▼

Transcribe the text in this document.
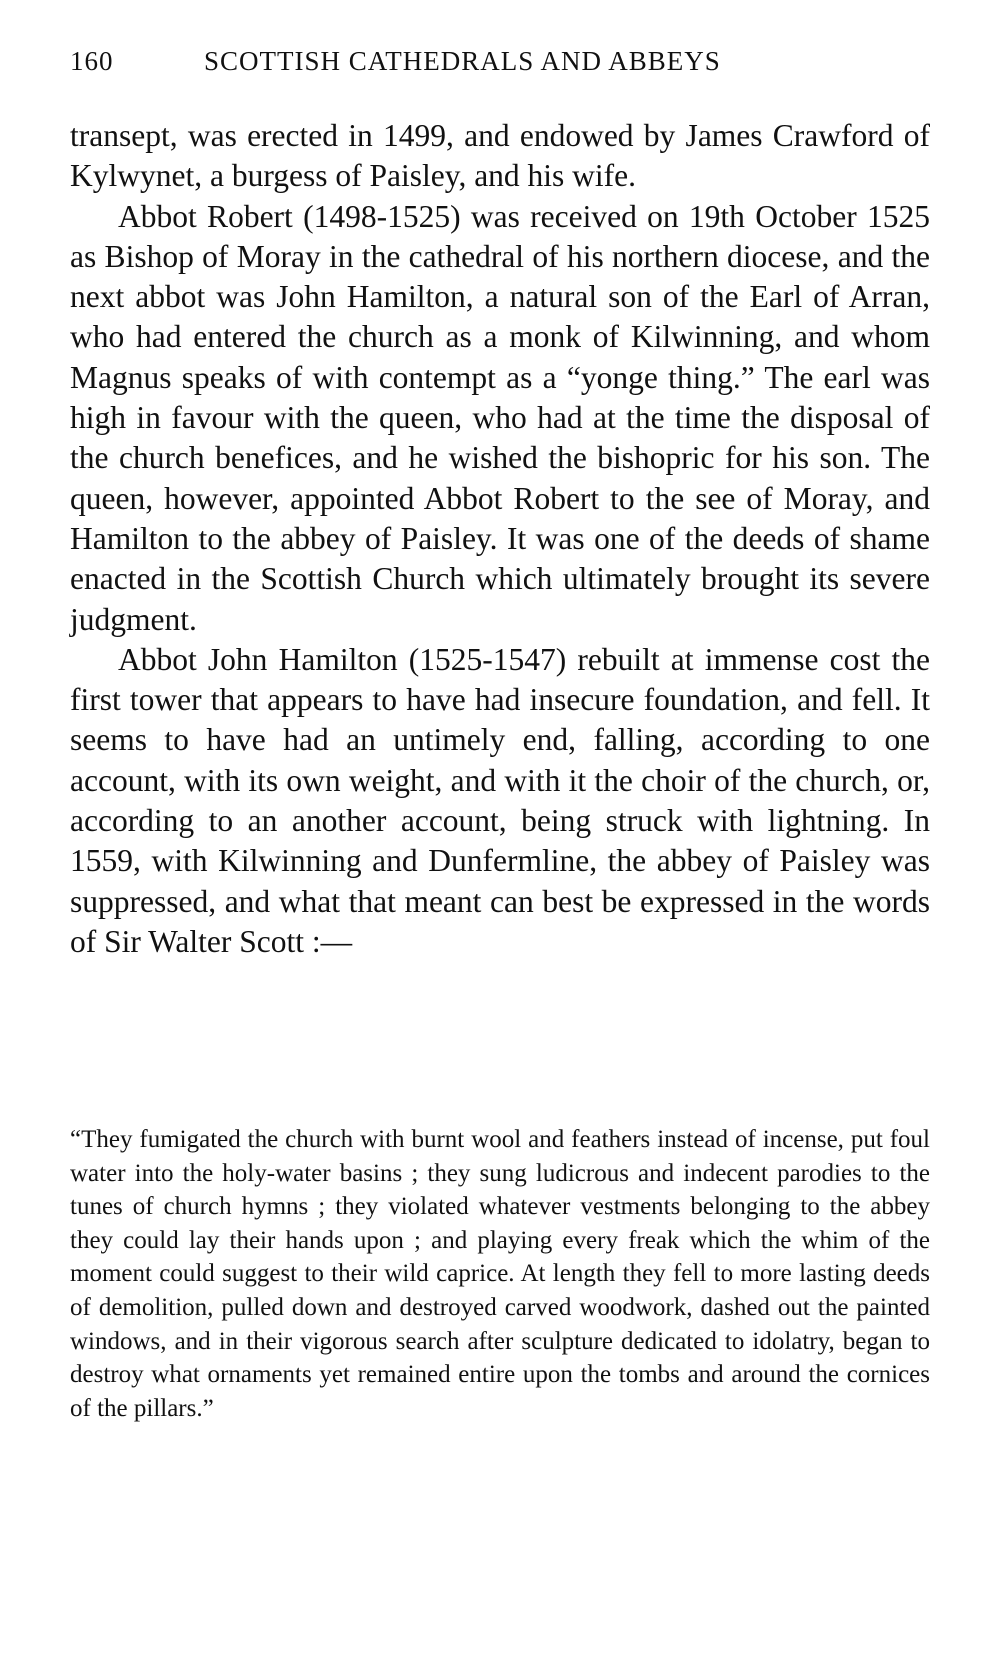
160	SCOTTISH CATHEDRALS AND ABBEYS

transept, was erected in 1499, and endowed by James Crawford of Kylwynet, a burgess of Paisley, and his wife.

Abbot Robert (1498-1525) was received on 19th October 1525 as Bishop of Moray in the cathedral of his northern diocese, and the next abbot was John Hamilton, a natural son of the Earl of Arran, who had entered the church as a monk of Kilwinning, and whom Magnus speaks of with contempt as a “yonge thing.” The earl was high in favour with the queen, who had at the time the disposal of the church benefices, and he wished the bishopric for his son. The queen, however, appointed Abbot Robert to the see of Moray, and Hamilton to the abbey of Paisley. It was one of the deeds of shame enacted in the Scottish Church which ultimately brought its severe judgment.

Abbot John Hamilton (1525-1547) rebuilt at immense cost the first tower that appears to have had insecure foundation, and fell. It seems to have had an untimely end, falling, according to one account, with its own weight, and with it the choir of the church, or, according to an another account, being struck with lightning. In 1559, with Kilwinning and Dunfermline, the abbey of Paisley was suppressed, and what that meant can best be expressed in the words of Sir Walter Scott :—

“They fumigated the church with burnt wool and feathers instead of incense, put foul water into the holy-water basins ; they sung ludicrous and indecent parodies to the tunes of church hymns ; they violated whatever vestments belonging to the abbey they could lay their hands upon ; and playing every freak which the whim of the moment could suggest to their wild caprice. At length they fell to more lasting deeds of demolition, pulled down and destroyed carved woodwork, dashed out the painted windows, and in their vigorous search after sculpture dedicated to idolatry, began to destroy what ornaments yet remained entire upon the tombs and around the cornices of the pillars.”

▲

Description of the task: Find the lines containing "deeds" and list every one of them.

Exercise output:
Abbot Robert (1498-1525) was received on 19th October 1525 as Bishop of Moray in the cathedral of his northern diocese, and the next abbot was John Hamilton, a natural son of the Earl of Arran, who had entered the church as a monk of Kilwinning, and whom Magnus speaks of with contempt as a “yonge thing.” The earl was high in favour with the queen, who had at the time the disposal of the church benefices, and he wished the bishopric for his son. The queen, however, appointed Abbot Robert to the see of Moray, and Hamilton to the abbey of Paisley. It was one of the deeds of shame enacted in the Scottish Church which ultimately brought its severe judgment.
“They fumigated the church with burnt wool and feathers instead of incense, put foul water into the holy-water basins ; they sung ludicrous and indecent parodies to the tunes of church hymns ; they violated whatever vestments belonging to the abbey they could lay their hands upon ; and playing every freak which the whim of the moment could suggest to their wild caprice. At length they fell to more lasting deeds of demolition, pulled down and destroyed carved woodwork, dashed out the painted windows, and in their vigorous search after sculpture dedicated to idolatry, began to destroy what ornaments yet remained entire upon the tombs and around the cornices of the pillars.”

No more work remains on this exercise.